- _EXERCISE GOAL_:
Locate the line containing "Enumerate this screenshot's", then please write out that line and all the lines below it in the entries exactly.

- _RECORDS SHOWN_:
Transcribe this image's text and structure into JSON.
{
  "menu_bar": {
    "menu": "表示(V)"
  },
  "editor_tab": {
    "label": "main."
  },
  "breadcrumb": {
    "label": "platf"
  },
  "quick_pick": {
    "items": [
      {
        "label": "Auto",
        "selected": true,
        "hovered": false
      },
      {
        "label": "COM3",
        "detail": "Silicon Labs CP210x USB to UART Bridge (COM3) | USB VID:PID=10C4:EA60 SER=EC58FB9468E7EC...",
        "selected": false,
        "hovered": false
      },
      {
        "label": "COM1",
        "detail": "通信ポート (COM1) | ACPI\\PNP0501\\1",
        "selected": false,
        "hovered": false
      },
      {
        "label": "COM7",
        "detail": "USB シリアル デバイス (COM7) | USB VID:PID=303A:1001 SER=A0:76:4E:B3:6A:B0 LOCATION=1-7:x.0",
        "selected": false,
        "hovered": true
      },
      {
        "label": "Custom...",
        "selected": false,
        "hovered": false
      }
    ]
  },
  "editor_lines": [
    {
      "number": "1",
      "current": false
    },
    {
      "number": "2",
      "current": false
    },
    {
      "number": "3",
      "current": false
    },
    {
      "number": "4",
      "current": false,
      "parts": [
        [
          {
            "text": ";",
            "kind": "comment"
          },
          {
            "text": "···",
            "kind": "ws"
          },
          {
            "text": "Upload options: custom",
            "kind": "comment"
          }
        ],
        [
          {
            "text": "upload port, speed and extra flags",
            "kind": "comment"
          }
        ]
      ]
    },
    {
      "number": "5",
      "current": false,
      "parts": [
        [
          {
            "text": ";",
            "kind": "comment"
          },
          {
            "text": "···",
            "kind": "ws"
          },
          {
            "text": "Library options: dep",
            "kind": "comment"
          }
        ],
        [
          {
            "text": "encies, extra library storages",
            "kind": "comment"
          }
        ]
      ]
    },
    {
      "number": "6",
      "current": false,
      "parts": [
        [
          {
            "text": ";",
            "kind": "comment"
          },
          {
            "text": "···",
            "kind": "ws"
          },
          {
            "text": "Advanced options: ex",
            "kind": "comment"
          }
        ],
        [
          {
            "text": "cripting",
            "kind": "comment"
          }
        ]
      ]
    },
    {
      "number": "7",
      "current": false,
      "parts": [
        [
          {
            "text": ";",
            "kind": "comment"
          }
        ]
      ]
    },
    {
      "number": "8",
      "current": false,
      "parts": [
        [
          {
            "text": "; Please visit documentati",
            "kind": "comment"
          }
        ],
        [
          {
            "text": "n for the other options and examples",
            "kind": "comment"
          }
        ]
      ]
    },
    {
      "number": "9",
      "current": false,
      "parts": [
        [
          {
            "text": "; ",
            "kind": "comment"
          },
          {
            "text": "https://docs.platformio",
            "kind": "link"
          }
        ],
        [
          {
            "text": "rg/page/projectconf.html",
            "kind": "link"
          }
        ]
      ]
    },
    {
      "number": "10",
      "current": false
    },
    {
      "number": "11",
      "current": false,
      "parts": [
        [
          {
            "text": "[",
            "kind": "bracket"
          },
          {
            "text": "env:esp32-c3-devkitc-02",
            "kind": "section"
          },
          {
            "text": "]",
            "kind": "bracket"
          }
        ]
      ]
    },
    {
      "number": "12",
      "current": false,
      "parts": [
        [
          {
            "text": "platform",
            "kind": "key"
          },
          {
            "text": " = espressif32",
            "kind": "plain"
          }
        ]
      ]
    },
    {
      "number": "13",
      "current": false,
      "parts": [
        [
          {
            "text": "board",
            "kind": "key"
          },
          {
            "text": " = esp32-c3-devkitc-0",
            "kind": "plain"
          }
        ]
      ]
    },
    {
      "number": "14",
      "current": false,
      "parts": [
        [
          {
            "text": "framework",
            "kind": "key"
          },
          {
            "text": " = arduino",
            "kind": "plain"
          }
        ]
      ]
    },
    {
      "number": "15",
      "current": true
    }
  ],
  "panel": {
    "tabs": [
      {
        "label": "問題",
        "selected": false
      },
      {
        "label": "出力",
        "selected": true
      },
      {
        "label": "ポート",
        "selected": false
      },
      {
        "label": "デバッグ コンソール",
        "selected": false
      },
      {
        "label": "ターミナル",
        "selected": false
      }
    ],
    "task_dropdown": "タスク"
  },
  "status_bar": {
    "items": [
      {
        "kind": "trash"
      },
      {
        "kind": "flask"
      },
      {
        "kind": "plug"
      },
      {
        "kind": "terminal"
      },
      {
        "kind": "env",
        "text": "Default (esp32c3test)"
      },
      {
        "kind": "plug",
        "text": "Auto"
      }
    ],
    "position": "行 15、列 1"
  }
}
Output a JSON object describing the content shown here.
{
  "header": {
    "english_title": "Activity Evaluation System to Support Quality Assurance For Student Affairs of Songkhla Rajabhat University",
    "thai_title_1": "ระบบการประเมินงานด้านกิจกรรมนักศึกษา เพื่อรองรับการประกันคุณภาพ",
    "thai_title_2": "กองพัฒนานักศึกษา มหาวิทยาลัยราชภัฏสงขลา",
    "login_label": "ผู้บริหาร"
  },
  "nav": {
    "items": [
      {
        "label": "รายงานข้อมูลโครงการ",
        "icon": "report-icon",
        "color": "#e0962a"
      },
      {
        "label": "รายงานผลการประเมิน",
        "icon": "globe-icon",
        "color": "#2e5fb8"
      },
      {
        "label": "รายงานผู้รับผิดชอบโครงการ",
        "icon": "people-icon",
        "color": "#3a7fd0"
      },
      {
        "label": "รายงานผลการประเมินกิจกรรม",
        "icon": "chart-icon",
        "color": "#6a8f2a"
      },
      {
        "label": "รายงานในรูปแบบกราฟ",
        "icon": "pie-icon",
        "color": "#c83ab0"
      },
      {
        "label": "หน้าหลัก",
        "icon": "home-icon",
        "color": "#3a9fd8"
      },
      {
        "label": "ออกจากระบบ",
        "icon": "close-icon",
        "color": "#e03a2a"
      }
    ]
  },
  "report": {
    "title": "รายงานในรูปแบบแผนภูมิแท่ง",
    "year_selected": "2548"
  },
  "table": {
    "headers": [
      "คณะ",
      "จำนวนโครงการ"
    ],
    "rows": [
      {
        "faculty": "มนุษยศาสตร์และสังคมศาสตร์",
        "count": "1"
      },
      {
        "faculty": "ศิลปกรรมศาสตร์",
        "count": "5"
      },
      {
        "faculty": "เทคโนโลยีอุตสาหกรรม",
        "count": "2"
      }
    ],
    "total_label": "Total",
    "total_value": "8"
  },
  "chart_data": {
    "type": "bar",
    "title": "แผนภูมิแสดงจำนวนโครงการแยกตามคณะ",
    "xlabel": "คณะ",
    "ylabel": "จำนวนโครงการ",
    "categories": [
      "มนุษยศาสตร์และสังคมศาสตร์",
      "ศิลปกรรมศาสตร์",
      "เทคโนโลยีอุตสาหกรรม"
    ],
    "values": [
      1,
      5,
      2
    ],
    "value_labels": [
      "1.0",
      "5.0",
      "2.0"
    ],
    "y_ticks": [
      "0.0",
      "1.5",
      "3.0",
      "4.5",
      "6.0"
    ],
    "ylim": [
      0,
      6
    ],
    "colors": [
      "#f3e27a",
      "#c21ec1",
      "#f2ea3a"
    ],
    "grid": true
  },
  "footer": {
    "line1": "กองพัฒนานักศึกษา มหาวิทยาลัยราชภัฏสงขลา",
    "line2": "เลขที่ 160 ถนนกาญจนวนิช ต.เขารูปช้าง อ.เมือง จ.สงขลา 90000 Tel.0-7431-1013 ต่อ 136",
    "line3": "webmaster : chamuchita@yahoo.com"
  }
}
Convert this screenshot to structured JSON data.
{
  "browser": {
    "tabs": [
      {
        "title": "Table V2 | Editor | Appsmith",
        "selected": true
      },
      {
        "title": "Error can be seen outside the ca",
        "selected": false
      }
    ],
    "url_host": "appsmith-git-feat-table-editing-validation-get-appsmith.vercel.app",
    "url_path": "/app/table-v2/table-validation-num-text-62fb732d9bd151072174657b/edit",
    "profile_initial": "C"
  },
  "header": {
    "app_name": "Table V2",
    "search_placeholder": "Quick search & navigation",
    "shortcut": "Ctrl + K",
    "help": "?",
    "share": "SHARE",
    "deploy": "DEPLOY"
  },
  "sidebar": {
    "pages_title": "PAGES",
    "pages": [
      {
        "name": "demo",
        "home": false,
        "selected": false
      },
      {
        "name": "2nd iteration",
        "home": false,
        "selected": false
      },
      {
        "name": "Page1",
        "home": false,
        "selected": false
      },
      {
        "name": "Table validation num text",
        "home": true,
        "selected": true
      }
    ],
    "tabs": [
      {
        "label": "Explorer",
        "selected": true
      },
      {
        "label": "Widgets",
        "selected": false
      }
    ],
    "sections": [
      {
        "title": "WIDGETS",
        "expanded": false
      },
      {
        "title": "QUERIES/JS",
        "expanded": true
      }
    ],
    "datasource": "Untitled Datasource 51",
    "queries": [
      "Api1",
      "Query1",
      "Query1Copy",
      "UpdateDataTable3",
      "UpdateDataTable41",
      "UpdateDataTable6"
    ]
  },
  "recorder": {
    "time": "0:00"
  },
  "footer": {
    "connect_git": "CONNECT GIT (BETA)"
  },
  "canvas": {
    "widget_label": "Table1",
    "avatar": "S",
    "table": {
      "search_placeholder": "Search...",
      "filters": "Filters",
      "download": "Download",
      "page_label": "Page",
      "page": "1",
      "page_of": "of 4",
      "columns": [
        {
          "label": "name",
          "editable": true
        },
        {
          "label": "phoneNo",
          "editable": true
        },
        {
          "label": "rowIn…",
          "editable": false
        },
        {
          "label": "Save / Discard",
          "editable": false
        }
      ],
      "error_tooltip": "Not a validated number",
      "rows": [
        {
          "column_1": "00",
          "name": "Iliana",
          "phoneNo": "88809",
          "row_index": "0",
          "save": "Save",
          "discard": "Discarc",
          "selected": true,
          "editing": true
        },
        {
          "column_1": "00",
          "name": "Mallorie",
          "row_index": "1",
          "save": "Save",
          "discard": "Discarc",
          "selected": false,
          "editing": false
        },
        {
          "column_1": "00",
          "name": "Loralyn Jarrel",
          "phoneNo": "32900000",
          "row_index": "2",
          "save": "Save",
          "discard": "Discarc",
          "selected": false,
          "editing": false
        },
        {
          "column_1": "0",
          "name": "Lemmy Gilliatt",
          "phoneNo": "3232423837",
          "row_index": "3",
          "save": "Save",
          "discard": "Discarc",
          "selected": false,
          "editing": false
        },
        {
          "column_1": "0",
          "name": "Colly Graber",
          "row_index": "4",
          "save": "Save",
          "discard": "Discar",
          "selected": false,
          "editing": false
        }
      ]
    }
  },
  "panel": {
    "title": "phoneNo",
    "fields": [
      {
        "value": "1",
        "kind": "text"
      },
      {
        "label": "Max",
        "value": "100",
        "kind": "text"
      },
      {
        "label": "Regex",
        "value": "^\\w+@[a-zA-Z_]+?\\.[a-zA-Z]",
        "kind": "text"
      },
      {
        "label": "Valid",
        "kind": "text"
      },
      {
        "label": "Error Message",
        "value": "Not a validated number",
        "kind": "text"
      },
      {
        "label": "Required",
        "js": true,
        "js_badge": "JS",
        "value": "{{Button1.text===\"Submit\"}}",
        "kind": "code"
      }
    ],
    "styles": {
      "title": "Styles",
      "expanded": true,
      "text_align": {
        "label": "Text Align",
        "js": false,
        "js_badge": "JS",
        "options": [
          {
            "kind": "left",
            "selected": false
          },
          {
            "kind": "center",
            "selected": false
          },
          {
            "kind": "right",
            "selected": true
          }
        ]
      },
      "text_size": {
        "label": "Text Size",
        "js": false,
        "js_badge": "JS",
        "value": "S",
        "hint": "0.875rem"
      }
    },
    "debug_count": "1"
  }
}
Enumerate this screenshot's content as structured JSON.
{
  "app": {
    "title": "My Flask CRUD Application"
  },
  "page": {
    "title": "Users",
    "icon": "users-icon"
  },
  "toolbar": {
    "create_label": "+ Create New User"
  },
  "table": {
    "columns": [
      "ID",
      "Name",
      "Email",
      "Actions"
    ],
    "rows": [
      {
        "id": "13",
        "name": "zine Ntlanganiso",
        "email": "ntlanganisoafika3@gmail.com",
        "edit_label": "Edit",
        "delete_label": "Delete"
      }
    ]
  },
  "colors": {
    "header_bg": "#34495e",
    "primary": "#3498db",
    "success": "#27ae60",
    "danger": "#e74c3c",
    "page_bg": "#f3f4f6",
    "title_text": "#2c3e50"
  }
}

- _WRITTEN ANSWER_:
Enumerate this screenshot's content as structured JSON.
{
  "app": {
    "title": "My Flask CRUD Application"
  },
  "page": {
    "title": "Users",
    "icon": "users-icon"
  },
  "toolbar": {
    "create_label": "+ Create New User"
  },
  "table": {
    "columns": [
      "ID",
      "Name",
      "Email",
      "Actions"
    ],
    "rows": [
      {
        "id": "13",
        "name": "zine Ntlanganiso",
        "email": "ntlanganisoafika3@gmail.com",
        "edit_label": "Edit",
        "delete_label": "Delete"
      }
    ]
  },
  "colors": {
    "header_bg": "#34495e",
    "primary": "#3498db",
    "success": "#27ae60",
    "danger": "#e74c3c",
    "page_bg": "#f3f4f6",
    "title_text": "#2c3e50"
  }
}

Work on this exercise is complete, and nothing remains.